### [Work to do]
Copy out every line of the data below word for word, without changing anything.

### [Records for this exercise]
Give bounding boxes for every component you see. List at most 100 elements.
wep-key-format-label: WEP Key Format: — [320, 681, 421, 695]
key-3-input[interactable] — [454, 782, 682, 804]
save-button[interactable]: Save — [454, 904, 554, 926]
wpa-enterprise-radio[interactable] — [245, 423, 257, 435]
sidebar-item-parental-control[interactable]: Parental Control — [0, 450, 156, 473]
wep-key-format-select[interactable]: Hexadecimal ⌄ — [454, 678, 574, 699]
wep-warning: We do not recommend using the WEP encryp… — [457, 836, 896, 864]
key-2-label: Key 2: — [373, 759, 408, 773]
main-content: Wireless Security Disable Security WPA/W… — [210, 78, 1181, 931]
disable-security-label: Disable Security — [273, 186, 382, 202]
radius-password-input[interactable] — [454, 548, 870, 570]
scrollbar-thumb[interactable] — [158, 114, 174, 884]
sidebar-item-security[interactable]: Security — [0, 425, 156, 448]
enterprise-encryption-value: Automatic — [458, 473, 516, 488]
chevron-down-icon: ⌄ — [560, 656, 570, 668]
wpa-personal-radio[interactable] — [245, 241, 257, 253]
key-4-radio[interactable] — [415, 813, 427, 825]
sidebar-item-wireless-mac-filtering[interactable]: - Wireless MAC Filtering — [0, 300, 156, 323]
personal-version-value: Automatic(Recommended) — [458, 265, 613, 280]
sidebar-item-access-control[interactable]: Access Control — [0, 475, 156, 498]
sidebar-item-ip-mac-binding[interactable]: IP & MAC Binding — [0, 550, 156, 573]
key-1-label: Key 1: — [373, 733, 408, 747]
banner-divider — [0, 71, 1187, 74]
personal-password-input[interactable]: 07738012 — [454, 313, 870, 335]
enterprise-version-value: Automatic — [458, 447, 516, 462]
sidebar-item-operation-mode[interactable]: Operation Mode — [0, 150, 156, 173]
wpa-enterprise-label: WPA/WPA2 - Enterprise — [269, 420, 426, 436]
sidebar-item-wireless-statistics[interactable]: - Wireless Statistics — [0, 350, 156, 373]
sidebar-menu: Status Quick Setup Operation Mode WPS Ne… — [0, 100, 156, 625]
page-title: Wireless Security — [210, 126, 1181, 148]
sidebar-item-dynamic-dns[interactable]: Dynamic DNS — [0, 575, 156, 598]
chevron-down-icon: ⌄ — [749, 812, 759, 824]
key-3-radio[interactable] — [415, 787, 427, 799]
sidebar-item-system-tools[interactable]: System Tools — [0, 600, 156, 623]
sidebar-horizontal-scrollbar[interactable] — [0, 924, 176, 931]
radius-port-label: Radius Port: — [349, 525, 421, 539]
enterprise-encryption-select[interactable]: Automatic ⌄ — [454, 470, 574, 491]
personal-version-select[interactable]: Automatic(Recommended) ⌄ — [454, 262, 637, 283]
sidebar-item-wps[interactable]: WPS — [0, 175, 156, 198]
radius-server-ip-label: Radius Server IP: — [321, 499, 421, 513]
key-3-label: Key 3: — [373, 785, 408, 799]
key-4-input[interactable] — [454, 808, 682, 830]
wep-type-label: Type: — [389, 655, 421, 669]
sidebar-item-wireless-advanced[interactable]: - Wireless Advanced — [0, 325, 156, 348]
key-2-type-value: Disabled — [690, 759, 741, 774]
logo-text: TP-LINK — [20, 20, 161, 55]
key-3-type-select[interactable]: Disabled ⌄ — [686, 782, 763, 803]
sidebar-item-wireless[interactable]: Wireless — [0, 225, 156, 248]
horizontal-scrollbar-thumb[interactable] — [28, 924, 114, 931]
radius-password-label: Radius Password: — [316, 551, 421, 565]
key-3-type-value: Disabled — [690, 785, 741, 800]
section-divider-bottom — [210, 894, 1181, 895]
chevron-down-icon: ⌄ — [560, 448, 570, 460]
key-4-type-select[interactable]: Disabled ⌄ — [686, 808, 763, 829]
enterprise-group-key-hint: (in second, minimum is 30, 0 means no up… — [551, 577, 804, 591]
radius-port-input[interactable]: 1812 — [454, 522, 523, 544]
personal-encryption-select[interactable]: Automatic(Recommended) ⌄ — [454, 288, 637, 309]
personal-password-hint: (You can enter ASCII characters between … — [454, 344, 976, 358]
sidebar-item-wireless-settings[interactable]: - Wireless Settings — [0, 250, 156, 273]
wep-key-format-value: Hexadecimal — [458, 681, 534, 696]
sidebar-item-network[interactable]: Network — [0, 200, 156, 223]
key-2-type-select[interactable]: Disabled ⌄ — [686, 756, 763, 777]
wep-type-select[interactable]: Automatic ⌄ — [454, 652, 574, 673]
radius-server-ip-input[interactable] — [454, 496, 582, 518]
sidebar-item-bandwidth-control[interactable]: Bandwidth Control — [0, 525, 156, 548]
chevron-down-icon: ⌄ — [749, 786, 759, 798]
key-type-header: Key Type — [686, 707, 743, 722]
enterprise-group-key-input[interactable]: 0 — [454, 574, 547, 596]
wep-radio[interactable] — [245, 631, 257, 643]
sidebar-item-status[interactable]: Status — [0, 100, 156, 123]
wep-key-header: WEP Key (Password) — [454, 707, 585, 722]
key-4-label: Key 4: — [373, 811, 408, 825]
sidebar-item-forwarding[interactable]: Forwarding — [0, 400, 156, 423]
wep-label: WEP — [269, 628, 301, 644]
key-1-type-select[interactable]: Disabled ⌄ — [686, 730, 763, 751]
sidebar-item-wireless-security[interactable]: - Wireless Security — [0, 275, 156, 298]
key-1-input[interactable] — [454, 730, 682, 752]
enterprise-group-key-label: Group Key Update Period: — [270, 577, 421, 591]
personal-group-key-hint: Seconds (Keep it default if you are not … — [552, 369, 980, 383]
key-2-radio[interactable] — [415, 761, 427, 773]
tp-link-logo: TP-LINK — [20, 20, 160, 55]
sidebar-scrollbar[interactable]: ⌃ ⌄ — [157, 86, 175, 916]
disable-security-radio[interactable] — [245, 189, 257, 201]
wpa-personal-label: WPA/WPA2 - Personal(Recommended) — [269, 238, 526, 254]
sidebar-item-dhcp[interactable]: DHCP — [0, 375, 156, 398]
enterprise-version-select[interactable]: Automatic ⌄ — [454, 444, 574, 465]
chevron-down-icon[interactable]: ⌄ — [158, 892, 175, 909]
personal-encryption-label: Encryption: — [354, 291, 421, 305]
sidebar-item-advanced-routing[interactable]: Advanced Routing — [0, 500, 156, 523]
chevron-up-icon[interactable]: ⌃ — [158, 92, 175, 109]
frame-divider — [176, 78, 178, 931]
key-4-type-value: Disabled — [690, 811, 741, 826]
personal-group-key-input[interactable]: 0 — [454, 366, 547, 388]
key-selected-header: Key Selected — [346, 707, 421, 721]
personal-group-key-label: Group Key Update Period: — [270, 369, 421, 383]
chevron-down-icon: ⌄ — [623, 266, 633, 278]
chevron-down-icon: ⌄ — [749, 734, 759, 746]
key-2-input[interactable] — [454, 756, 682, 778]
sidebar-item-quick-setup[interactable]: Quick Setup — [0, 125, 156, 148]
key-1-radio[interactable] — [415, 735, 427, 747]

### [Task result]
Give bounding boxes for every component you see. List at most 100 elements.
wep-key-format-label: WEP Key Format: — [320, 681, 421, 695]
key-3-input[interactable] — [454, 782, 682, 804]
save-button[interactable]: Save — [454, 904, 554, 926]
wpa-enterprise-radio[interactable] — [245, 423, 257, 435]
sidebar-item-parental-control[interactable]: Parental Control — [0, 450, 156, 473]
wep-key-format-select[interactable]: Hexadecimal ⌄ — [454, 678, 574, 699]
wep-warning: We do not recommend using the WEP encryp… — [457, 836, 896, 864]
key-2-label: Key 2: — [373, 759, 408, 773]
main-content: Wireless Security Disable Security WPA/W… — [210, 78, 1181, 931]
disable-security-label: Disable Security — [273, 186, 382, 202]
radius-password-input[interactable] — [454, 548, 870, 570]
scrollbar-thumb[interactable] — [158, 114, 174, 884]
sidebar-item-security[interactable]: Security — [0, 425, 156, 448]
enterprise-encryption-value: Automatic — [458, 473, 516, 488]
chevron-down-icon: ⌄ — [560, 656, 570, 668]
wpa-personal-radio[interactable] — [245, 241, 257, 253]
key-4-radio[interactable] — [415, 813, 427, 825]
sidebar-item-wireless-mac-filtering[interactable]: - Wireless MAC Filtering — [0, 300, 156, 323]
personal-version-value: Automatic(Recommended) — [458, 265, 613, 280]
sidebar-item-access-control[interactable]: Access Control — [0, 475, 156, 498]
sidebar-item-ip-mac-binding[interactable]: IP & MAC Binding — [0, 550, 156, 573]
key-1-label: Key 1: — [373, 733, 408, 747]
banner-divider — [0, 71, 1187, 74]
personal-password-input[interactable]: 07738012 — [454, 313, 870, 335]
enterprise-version-value: Automatic — [458, 447, 516, 462]
sidebar-item-operation-mode[interactable]: Operation Mode — [0, 150, 156, 173]
wpa-enterprise-label: WPA/WPA2 - Enterprise — [269, 420, 426, 436]
sidebar-item-wireless-statistics[interactable]: - Wireless Statistics — [0, 350, 156, 373]
sidebar-menu: Status Quick Setup Operation Mode WPS Ne… — [0, 100, 156, 625]
page-title: Wireless Security — [210, 126, 1181, 148]
sidebar-item-dynamic-dns[interactable]: Dynamic DNS — [0, 575, 156, 598]
chevron-down-icon: ⌄ — [749, 812, 759, 824]
key-3-radio[interactable] — [415, 787, 427, 799]
sidebar-item-system-tools[interactable]: System Tools — [0, 600, 156, 623]
sidebar-horizontal-scrollbar[interactable] — [0, 924, 176, 931]
radius-port-label: Radius Port: — [349, 525, 421, 539]
enterprise-encryption-select[interactable]: Automatic ⌄ — [454, 470, 574, 491]
personal-version-select[interactable]: Automatic(Recommended) ⌄ — [454, 262, 637, 283]
sidebar-item-wps[interactable]: WPS — [0, 175, 156, 198]
radius-server-ip-label: Radius Server IP: — [321, 499, 421, 513]
key-3-label: Key 3: — [373, 785, 408, 799]
key-4-input[interactable] — [454, 808, 682, 830]
wep-type-label: Type: — [389, 655, 421, 669]
sidebar-item-wireless-advanced[interactable]: - Wireless Advanced — [0, 325, 156, 348]
key-2-type-value: Disabled — [690, 759, 741, 774]
logo-text: TP-LINK — [20, 20, 161, 55]
key-3-type-select[interactable]: Disabled ⌄ — [686, 782, 763, 803]
sidebar-item-wireless[interactable]: Wireless — [0, 225, 156, 248]
horizontal-scrollbar-thumb[interactable] — [28, 924, 114, 931]
radius-password-label: Radius Password: — [316, 551, 421, 565]
key-3-type-value: Disabled — [690, 785, 741, 800]
section-divider-bottom — [210, 894, 1181, 895]
chevron-down-icon: ⌄ — [560, 448, 570, 460]
key-4-type-select[interactable]: Disabled ⌄ — [686, 808, 763, 829]
enterprise-group-key-hint: (in second, minimum is 30, 0 means no up… — [551, 577, 804, 591]
radius-port-input[interactable]: 1812 — [454, 522, 523, 544]
personal-encryption-select[interactable]: Automatic(Recommended) ⌄ — [454, 288, 637, 309]
personal-password-hint: (You can enter ASCII characters between … — [454, 344, 976, 358]
sidebar-item-wireless-settings[interactable]: - Wireless Settings — [0, 250, 156, 273]
wep-key-format-value: Hexadecimal — [458, 681, 534, 696]
sidebar-item-network[interactable]: Network — [0, 200, 156, 223]
key-2-type-select[interactable]: Disabled ⌄ — [686, 756, 763, 777]
wep-type-select[interactable]: Automatic ⌄ — [454, 652, 574, 673]
radius-server-ip-input[interactable] — [454, 496, 582, 518]
sidebar-item-bandwidth-control[interactable]: Bandwidth Control — [0, 525, 156, 548]
chevron-down-icon: ⌄ — [749, 786, 759, 798]
key-type-header: Key Type — [686, 707, 743, 722]
enterprise-group-key-input[interactable]: 0 — [454, 574, 547, 596]
wep-radio[interactable] — [245, 631, 257, 643]
sidebar-item-status[interactable]: Status — [0, 100, 156, 123]
wep-key-header: WEP Key (Password) — [454, 707, 585, 722]
key-4-label: Key 4: — [373, 811, 408, 825]
sidebar-item-forwarding[interactable]: Forwarding — [0, 400, 156, 423]
wep-label: WEP — [269, 628, 301, 644]
key-1-type-select[interactable]: Disabled ⌄ — [686, 730, 763, 751]
sidebar-item-wireless-security[interactable]: - Wireless Security — [0, 275, 156, 298]
key-1-input[interactable] — [454, 730, 682, 752]
enterprise-group-key-label: Group Key Update Period: — [270, 577, 421, 591]
personal-group-key-hint: Seconds (Keep it default if you are not … — [552, 369, 980, 383]
key-2-radio[interactable] — [415, 761, 427, 773]
tp-link-logo: TP-LINK — [20, 20, 160, 55]
sidebar-scrollbar[interactable]: ⌃ ⌄ — [157, 86, 175, 916]
disable-security-radio[interactable] — [245, 189, 257, 201]
wpa-personal-label: WPA/WPA2 - Personal(Recommended) — [269, 238, 526, 254]
sidebar-item-dhcp[interactable]: DHCP — [0, 375, 156, 398]
enterprise-version-select[interactable]: Automatic ⌄ — [454, 444, 574, 465]
chevron-down-icon[interactable]: ⌄ — [158, 892, 175, 909]
personal-encryption-label: Encryption: — [354, 291, 421, 305]
sidebar-item-advanced-routing[interactable]: Advanced Routing — [0, 500, 156, 523]
chevron-up-icon[interactable]: ⌃ — [158, 92, 175, 109]
frame-divider — [176, 78, 178, 931]
key-4-type-value: Disabled — [690, 811, 741, 826]
personal-group-key-input[interactable]: 0 — [454, 366, 547, 388]
key-selected-header: Key Selected — [346, 707, 421, 721]
personal-group-key-label: Group Key Update Period: — [270, 369, 421, 383]
chevron-down-icon: ⌄ — [623, 266, 633, 278]
chevron-down-icon: ⌄ — [749, 734, 759, 746]
key-2-input[interactable] — [454, 756, 682, 778]
sidebar-item-quick-setup[interactable]: Quick Setup — [0, 125, 156, 148]
key-1-radio[interactable] — [415, 735, 427, 747]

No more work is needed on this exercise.